Stored entries —
* start *

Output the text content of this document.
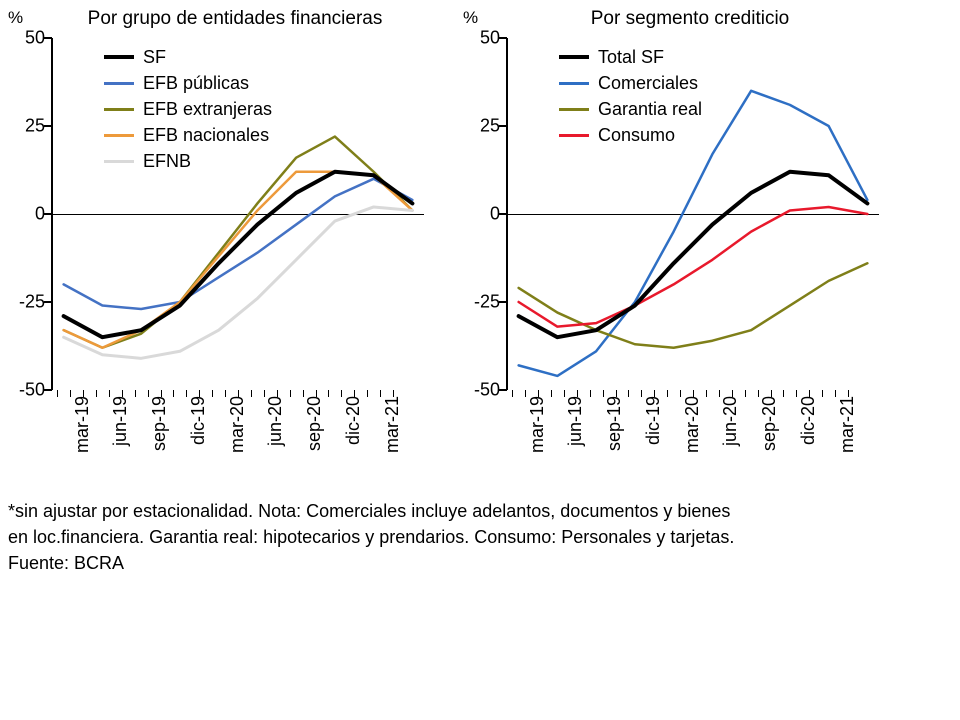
%	Por grupo de entidades financieras
50
25
0
-25
-50
SF
EFB públicas
EFB extranjeras
EFB nacionales
EFNB
mar-19 jun-19 sep-19 dic-19 mar-20 jun-20 sep-20 dic-20 mar-21
%	Por segmento crediticio
50
25
0
-25
-50
Total SF
Comerciales
Garantia real
Consumo
mar-19 jun-19 sep-19 dic-19 mar-20 jun-20 sep-20 dic-20 mar-21
*sin ajustar por estacionalidad. Nota: Comerciales incluye adelantos, documentos y bienes
en loc.financiera. Garantia real: hipotecarios y prendarios. Consumo: Personales y tarjetas.
Fuente: BCRA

* end *

Exercise instructions — How many lines of the listing above include the word "Comerciales"? Reply with the number alone.

Solution — 2